→ **Source material**
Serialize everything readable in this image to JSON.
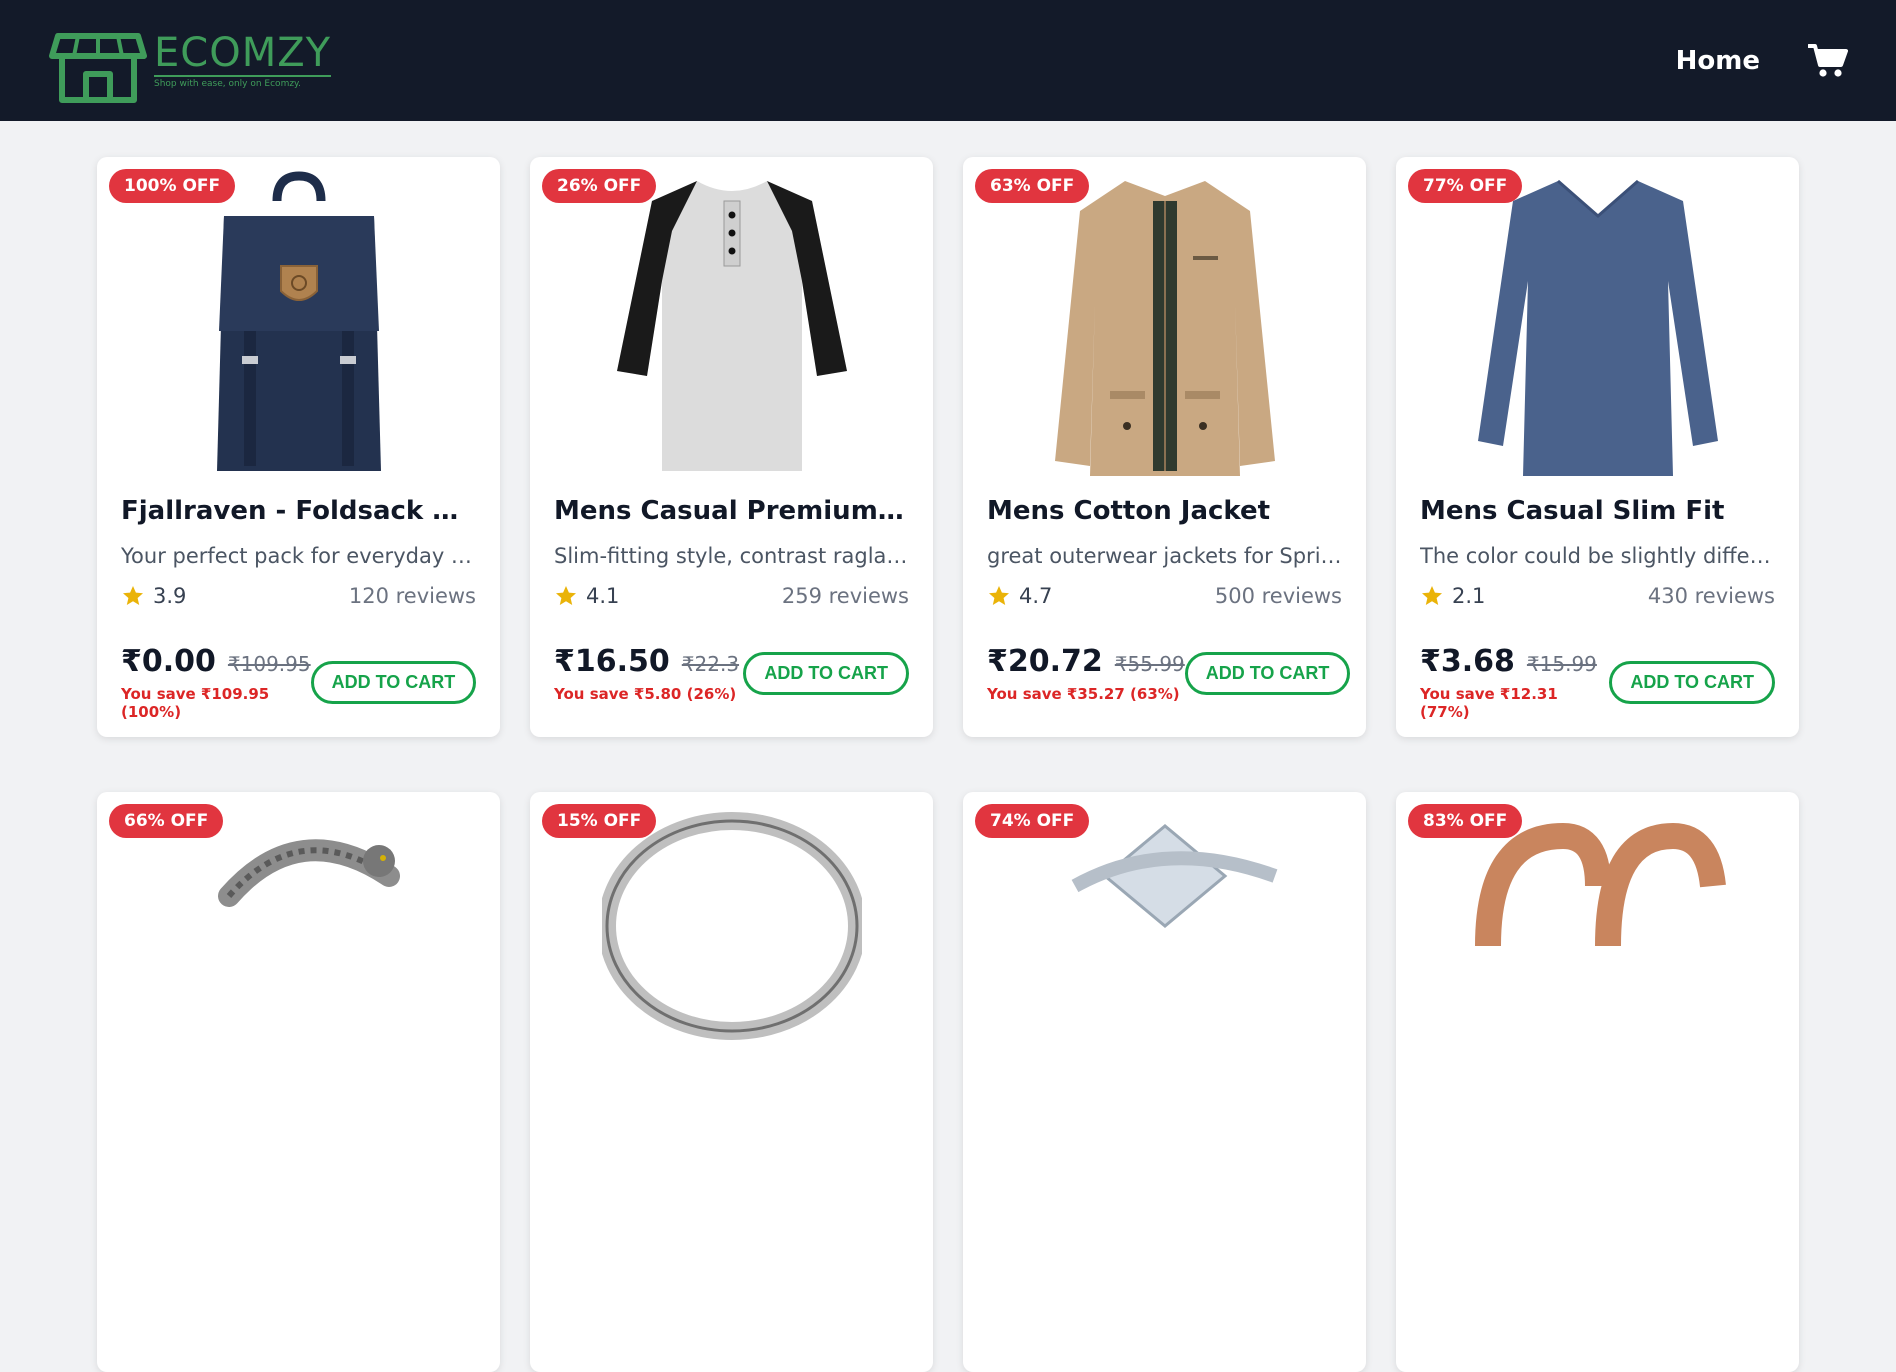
{
  "brand": {
    "name": "ECOMZY",
    "tagline": "Shop with ease, only on Ecomzy."
  },
  "nav": {
    "home_label": "Home"
  },
  "colors": {
    "header_bg": "#131a29",
    "brand": "#3f9c5a",
    "badge": "#e1353f",
    "accent": "#16a34a",
    "save": "#dc2626"
  },
  "products": [
    {
      "badge": "100% OFF",
      "title": "Fjallraven - Foldsack No....",
      "desc": "Your perfect pack for everyday u...",
      "rating": "3.9",
      "reviews": "120 reviews",
      "price": "₹0.00",
      "old_price": "₹109.95",
      "save": "You save ₹109.95 (100%)",
      "button": "ADD TO CART",
      "image": "backpack"
    },
    {
      "badge": "26% OFF",
      "title": "Mens Casual Premium S...",
      "desc": "Slim-fitting style, contrast raglan...",
      "rating": "4.1",
      "reviews": "259 reviews",
      "price": "₹16.50",
      "old_price": "₹22.3",
      "save": "You save ₹5.80 (26%)",
      "button": "ADD TO CART",
      "image": "raglan-tshirt"
    },
    {
      "badge": "63% OFF",
      "title": "Mens Cotton Jacket",
      "desc": "great outerwear jackets for Sprin...",
      "rating": "4.7",
      "reviews": "500 reviews",
      "price": "₹20.72",
      "old_price": "₹55.99",
      "save": "You save ₹35.27 (63%)",
      "button": "ADD TO CART",
      "image": "jacket"
    },
    {
      "badge": "77% OFF",
      "title": "Mens Casual Slim Fit",
      "desc": "The color could be slightly differ...",
      "rating": "2.1",
      "reviews": "430 reviews",
      "price": "₹3.68",
      "old_price": "₹15.99",
      "save": "You save ₹12.31 (77%)",
      "button": "ADD TO CART",
      "image": "longsleeve"
    },
    {
      "badge": "66% OFF",
      "image": "bracelet"
    },
    {
      "badge": "15% OFF",
      "image": "ring-silver"
    },
    {
      "badge": "74% OFF",
      "image": "ring-diamond"
    },
    {
      "badge": "83% OFF",
      "image": "earrings"
    }
  ]
}
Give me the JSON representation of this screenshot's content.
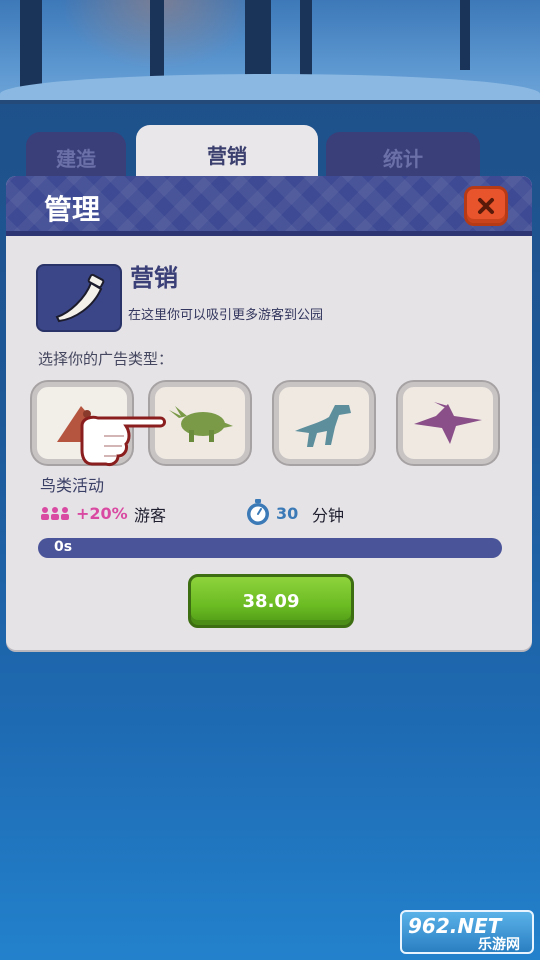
{
  "tabs": [
    {
      "label": "建造",
      "active": false
    },
    {
      "label": "营销",
      "active": true
    },
    {
      "label": "统计",
      "active": false
    }
  ],
  "panel": {
    "title": "管理",
    "close_icon": "close-x-icon"
  },
  "section": {
    "title": "营销",
    "description": "在这里你可以吸引更多游客到公园",
    "icon": "horn-icon"
  },
  "ads": {
    "label": "选择你的广告类型：",
    "cards": [
      {
        "icon": "bird-dinosaur-icon",
        "selected": true
      },
      {
        "icon": "triceratops-icon",
        "selected": false
      },
      {
        "icon": "raptor-icon",
        "selected": false
      },
      {
        "icon": "pterodactyl-icon",
        "selected": false
      }
    ],
    "selected_name": "鸟类活动"
  },
  "stats": {
    "visitors_pct": "+20%",
    "visitors_label": "游客",
    "duration_value": "30",
    "duration_unit": "分钟"
  },
  "progress": {
    "text": "0s",
    "fraction": 0
  },
  "buy_button": {
    "label": "38.09"
  },
  "watermark": {
    "top": "962.NET",
    "bottom": "乐游网"
  },
  "colors": {
    "accent_blue": "#3e4a93",
    "buy_green": "#6bbb23",
    "close_orange": "#e8542b",
    "visitors_pink": "#d94ba2"
  }
}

→ **Goal**
Copy the entries above faithfully and omit every image.

→ **Written response**
Serialize everything readable in this image to JSON.
{
  "brand": {
    "name": "ECOMZY",
    "tagline": "Shop with ease, only on Ecomzy."
  },
  "nav": {
    "home_label": "Home"
  },
  "colors": {
    "header_bg": "#131a29",
    "brand": "#3f9c5a",
    "badge": "#e1353f",
    "accent": "#16a34a",
    "save": "#dc2626"
  },
  "products": [
    {
      "badge": "100% OFF",
      "title": "Fjallraven - Foldsack No....",
      "desc": "Your perfect pack for everyday u...",
      "rating": "3.9",
      "reviews": "120 reviews",
      "price": "₹0.00",
      "old_price": "₹109.95",
      "save": "You save ₹109.95 (100%)",
      "button": "ADD TO CART",
      "image": "backpack"
    },
    {
      "badge": "26% OFF",
      "title": "Mens Casual Premium S...",
      "desc": "Slim-fitting style, contrast raglan...",
      "rating": "4.1",
      "reviews": "259 reviews",
      "price": "₹16.50",
      "old_price": "₹22.3",
      "save": "You save ₹5.80 (26%)",
      "button": "ADD TO CART",
      "image": "raglan-tshirt"
    },
    {
      "badge": "63% OFF",
      "title": "Mens Cotton Jacket",
      "desc": "great outerwear jackets for Sprin...",
      "rating": "4.7",
      "reviews": "500 reviews",
      "price": "₹20.72",
      "old_price": "₹55.99",
      "save": "You save ₹35.27 (63%)",
      "button": "ADD TO CART",
      "image": "jacket"
    },
    {
      "badge": "77% OFF",
      "title": "Mens Casual Slim Fit",
      "desc": "The color could be slightly differ...",
      "rating": "2.1",
      "reviews": "430 reviews",
      "price": "₹3.68",
      "old_price": "₹15.99",
      "save": "You save ₹12.31 (77%)",
      "button": "ADD TO CART",
      "image": "longsleeve"
    },
    {
      "badge": "66% OFF",
      "image": "bracelet"
    },
    {
      "badge": "15% OFF",
      "image": "ring-silver"
    },
    {
      "badge": "74% OFF",
      "image": "ring-diamond"
    },
    {
      "badge": "83% OFF",
      "image": "earrings"
    }
  ]
}
Give me the JSON representation of this screenshot's content.
{
  "tabs": [
    {
      "label": "建造",
      "active": false
    },
    {
      "label": "营销",
      "active": true
    },
    {
      "label": "统计",
      "active": false
    }
  ],
  "panel": {
    "title": "管理",
    "close_icon": "close-x-icon"
  },
  "section": {
    "title": "营销",
    "description": "在这里你可以吸引更多游客到公园",
    "icon": "horn-icon"
  },
  "ads": {
    "label": "选择你的广告类型：",
    "cards": [
      {
        "icon": "bird-dinosaur-icon",
        "selected": true
      },
      {
        "icon": "triceratops-icon",
        "selected": false
      },
      {
        "icon": "raptor-icon",
        "selected": false
      },
      {
        "icon": "pterodactyl-icon",
        "selected": false
      }
    ],
    "selected_name": "鸟类活动"
  },
  "stats": {
    "visitors_pct": "+20%",
    "visitors_label": "游客",
    "duration_value": "30",
    "duration_unit": "分钟"
  },
  "progress": {
    "text": "0s",
    "fraction": 0
  },
  "buy_button": {
    "label": "38.09"
  },
  "watermark": {
    "top": "962.NET",
    "bottom": "乐游网"
  },
  "colors": {
    "accent_blue": "#3e4a93",
    "buy_green": "#6bbb23",
    "close_orange": "#e8542b",
    "visitors_pink": "#d94ba2"
  }
}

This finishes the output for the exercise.